• [THE EXERCISE] Identify the lines containing the word "this". Copy each one.

• [INFORMATION SHOWN]
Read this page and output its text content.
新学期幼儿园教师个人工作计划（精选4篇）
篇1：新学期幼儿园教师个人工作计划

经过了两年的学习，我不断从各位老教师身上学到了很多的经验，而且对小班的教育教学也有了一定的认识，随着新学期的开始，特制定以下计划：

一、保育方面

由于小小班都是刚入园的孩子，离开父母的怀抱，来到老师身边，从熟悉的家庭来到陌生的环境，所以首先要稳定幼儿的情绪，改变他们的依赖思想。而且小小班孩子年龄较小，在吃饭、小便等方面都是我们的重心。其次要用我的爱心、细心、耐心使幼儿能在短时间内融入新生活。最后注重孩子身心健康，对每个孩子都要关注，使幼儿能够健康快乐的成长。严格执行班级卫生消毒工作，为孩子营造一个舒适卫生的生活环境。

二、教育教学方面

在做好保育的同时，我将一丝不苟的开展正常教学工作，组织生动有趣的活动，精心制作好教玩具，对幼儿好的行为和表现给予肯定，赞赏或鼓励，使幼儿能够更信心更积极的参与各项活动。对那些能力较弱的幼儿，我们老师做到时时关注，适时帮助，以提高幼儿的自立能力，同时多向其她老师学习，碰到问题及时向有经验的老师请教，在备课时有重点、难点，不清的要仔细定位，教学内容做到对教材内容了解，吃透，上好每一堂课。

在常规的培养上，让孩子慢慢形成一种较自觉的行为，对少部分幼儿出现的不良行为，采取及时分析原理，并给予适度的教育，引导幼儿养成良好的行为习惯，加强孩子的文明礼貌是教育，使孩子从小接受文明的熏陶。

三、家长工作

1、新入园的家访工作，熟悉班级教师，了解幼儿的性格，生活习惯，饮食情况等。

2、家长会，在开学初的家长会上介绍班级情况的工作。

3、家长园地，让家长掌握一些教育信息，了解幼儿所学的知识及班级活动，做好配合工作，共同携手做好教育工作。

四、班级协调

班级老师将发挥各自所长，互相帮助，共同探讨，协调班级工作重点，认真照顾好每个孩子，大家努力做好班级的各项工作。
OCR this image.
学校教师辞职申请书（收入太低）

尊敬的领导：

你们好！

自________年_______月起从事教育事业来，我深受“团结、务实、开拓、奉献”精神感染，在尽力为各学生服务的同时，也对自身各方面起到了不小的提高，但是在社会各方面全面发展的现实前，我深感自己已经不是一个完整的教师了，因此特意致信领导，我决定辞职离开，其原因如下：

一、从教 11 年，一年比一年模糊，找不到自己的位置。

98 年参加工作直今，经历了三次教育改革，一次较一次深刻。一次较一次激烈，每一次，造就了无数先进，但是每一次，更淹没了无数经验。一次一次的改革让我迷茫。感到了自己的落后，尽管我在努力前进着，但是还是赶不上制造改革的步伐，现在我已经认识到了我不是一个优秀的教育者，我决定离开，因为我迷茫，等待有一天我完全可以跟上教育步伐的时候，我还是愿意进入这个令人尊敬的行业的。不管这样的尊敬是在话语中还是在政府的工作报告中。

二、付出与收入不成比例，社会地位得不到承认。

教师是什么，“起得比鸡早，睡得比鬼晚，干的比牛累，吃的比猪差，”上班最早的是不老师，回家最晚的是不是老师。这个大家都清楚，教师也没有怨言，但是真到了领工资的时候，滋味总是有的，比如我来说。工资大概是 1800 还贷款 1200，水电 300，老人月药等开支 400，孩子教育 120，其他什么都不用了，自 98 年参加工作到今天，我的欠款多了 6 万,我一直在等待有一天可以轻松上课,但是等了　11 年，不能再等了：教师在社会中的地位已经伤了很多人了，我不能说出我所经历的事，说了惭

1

• [EXERCISE RESULT]
Read this page and output its text content.
OCR this image.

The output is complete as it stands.